Keep only those lines of the records that include the string "руководствуясь".

□ □ □ □ □

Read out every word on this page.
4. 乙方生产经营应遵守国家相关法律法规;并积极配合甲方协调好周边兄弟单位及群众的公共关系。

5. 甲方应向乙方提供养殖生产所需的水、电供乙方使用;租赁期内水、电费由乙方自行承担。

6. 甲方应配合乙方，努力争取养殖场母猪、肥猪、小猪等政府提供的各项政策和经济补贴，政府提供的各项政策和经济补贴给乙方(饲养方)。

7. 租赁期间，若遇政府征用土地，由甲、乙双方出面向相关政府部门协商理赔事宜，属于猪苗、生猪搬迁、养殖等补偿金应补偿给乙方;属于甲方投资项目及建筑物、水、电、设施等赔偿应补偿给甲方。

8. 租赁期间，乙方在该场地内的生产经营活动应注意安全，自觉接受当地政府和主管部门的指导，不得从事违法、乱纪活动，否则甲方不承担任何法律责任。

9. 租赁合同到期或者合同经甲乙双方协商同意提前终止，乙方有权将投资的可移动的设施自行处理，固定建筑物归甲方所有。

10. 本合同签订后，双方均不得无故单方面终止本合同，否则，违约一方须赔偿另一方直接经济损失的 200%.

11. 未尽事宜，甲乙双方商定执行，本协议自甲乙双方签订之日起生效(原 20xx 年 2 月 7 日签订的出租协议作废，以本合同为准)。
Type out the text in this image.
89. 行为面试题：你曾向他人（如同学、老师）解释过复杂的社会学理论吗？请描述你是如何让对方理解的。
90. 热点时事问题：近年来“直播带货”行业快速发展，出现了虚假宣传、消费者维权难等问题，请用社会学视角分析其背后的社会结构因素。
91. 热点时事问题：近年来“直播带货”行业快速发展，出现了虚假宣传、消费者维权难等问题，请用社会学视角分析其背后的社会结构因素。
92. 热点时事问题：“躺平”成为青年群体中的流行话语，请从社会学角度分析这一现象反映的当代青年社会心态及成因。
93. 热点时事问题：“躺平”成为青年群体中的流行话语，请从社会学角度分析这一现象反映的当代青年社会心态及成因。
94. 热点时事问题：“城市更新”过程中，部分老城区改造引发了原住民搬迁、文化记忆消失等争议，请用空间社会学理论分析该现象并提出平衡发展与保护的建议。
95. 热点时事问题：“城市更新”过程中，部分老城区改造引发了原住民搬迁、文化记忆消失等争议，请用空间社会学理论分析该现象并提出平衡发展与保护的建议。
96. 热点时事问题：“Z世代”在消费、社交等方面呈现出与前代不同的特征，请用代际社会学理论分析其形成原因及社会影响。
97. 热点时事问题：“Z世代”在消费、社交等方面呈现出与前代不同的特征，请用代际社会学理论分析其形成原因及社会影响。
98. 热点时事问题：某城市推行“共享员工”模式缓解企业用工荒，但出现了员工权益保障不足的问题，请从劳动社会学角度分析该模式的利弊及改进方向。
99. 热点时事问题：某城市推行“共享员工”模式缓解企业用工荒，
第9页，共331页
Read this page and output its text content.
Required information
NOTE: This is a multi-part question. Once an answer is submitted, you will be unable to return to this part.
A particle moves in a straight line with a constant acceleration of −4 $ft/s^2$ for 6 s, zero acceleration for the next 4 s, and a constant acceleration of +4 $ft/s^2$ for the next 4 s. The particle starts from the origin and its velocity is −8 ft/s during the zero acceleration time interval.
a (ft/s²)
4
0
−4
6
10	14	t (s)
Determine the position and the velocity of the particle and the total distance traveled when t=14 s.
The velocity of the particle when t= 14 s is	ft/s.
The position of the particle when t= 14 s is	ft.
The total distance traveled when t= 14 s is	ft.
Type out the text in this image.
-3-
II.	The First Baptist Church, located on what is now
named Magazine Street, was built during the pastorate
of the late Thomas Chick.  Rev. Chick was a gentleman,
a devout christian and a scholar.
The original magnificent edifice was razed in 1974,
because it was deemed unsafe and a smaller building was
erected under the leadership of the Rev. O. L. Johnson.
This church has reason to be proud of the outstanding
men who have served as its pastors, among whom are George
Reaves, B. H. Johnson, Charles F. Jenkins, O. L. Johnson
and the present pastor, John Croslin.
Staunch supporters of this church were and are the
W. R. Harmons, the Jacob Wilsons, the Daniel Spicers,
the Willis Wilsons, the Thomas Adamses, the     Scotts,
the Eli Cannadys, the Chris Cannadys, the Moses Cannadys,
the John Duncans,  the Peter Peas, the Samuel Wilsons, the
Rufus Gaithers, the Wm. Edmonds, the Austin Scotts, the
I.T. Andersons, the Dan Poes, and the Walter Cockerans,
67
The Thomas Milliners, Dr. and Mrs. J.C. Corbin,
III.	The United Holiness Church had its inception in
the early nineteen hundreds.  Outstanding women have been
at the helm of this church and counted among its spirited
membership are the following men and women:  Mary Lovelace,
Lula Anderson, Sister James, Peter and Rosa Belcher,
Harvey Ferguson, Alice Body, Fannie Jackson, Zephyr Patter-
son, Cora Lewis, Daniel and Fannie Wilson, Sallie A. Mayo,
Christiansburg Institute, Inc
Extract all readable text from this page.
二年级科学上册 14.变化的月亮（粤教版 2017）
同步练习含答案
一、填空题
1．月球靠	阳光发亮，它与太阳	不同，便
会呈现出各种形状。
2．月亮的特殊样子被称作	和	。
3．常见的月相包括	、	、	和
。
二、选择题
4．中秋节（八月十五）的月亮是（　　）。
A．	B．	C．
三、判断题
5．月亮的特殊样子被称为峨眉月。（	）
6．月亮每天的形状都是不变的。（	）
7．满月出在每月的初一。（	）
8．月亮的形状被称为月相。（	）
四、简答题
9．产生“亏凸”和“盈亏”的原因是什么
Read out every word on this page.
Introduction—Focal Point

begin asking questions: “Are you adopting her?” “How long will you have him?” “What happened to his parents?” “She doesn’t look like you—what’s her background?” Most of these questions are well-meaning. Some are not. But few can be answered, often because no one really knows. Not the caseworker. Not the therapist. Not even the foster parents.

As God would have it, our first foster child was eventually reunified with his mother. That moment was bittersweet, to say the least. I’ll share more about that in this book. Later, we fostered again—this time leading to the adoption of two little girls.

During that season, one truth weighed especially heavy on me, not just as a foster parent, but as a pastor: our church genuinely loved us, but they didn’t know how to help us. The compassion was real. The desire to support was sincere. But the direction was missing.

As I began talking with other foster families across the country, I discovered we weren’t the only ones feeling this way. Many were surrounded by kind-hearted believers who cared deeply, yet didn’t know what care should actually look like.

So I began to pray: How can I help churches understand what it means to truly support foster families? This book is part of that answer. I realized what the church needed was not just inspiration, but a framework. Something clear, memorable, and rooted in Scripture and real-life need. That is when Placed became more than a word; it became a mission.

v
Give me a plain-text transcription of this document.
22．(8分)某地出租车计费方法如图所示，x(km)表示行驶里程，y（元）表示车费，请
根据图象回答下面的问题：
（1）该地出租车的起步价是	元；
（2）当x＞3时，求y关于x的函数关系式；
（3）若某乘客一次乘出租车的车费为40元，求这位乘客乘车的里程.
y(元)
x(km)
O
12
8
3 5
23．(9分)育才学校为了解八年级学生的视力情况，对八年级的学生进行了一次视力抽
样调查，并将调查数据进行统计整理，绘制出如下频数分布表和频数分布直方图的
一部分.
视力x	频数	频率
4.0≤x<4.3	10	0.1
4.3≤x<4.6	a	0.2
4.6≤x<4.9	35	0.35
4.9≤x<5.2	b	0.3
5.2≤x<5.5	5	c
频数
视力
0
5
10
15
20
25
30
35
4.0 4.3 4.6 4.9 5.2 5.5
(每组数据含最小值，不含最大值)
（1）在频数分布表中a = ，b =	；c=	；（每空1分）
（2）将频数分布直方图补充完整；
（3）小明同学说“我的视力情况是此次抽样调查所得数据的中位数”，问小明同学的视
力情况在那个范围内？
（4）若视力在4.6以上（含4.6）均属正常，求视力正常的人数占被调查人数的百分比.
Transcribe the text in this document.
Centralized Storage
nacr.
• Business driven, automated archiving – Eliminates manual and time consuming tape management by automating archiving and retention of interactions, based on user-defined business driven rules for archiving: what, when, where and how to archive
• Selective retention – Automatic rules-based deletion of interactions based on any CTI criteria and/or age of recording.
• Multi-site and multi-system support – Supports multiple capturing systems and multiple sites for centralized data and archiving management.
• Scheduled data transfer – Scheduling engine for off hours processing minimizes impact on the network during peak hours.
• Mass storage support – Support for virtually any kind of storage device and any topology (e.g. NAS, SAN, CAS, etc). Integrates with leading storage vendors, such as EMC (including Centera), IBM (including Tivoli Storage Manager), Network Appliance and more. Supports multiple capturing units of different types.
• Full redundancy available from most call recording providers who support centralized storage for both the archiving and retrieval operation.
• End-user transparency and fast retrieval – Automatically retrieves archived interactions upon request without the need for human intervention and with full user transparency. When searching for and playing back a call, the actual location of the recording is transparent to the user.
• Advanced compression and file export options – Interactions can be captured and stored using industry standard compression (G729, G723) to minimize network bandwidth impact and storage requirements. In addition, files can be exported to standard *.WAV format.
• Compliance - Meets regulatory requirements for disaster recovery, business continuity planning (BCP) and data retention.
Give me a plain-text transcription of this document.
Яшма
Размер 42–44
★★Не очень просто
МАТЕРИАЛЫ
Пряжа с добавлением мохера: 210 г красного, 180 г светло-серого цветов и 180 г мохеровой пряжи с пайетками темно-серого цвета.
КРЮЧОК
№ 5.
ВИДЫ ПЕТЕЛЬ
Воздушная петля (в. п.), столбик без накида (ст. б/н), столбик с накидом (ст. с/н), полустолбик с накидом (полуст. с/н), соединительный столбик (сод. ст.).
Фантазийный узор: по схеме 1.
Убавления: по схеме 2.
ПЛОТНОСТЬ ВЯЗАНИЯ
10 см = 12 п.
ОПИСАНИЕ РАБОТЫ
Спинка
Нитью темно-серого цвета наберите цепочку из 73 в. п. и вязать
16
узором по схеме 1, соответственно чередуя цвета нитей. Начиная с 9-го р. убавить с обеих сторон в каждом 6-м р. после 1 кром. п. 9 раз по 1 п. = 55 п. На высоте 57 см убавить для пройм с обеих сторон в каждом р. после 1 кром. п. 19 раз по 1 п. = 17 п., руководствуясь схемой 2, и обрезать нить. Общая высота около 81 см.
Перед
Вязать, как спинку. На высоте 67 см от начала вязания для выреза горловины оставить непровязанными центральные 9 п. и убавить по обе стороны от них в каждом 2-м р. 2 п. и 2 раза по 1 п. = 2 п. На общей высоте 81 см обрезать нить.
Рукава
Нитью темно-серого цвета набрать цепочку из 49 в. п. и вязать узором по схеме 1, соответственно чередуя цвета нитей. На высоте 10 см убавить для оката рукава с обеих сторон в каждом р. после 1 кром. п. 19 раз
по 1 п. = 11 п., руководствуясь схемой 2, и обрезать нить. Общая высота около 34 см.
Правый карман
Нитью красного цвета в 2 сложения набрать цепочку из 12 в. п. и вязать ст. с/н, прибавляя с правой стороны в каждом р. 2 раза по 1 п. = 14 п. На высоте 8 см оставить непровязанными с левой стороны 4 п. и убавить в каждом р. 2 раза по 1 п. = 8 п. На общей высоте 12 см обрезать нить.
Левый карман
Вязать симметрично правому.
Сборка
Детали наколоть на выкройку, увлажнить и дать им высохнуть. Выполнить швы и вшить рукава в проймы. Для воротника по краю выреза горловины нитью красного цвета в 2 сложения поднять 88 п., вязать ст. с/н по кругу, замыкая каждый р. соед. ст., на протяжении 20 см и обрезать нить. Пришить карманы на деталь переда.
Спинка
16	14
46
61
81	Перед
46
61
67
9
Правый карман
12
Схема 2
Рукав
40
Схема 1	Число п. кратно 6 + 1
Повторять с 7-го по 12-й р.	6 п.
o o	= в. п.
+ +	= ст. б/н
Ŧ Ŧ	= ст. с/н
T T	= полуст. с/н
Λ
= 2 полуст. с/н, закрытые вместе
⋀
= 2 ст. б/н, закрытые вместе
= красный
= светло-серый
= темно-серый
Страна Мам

□ □ □ □ □

- Worked solution
узором по схеме 1, соответственно чередуя цвета нитей. Начиная с 9-го р. убавить с обеих сторон в каждом 6-м р. после 1 кром. п. 9 раз по 1 п. = 55 п. На высоте 57 см убавить для пройм с обеих сторон в каждом р. после 1 кром. п. 19 раз по 1 п. = 17 п., руководствуясь схемой 2, и обрезать нить. Общая высота около 81 см.
по 1 п. = 11 п., руководствуясь схемой 2, и обрезать нить. Общая высота около 34 см.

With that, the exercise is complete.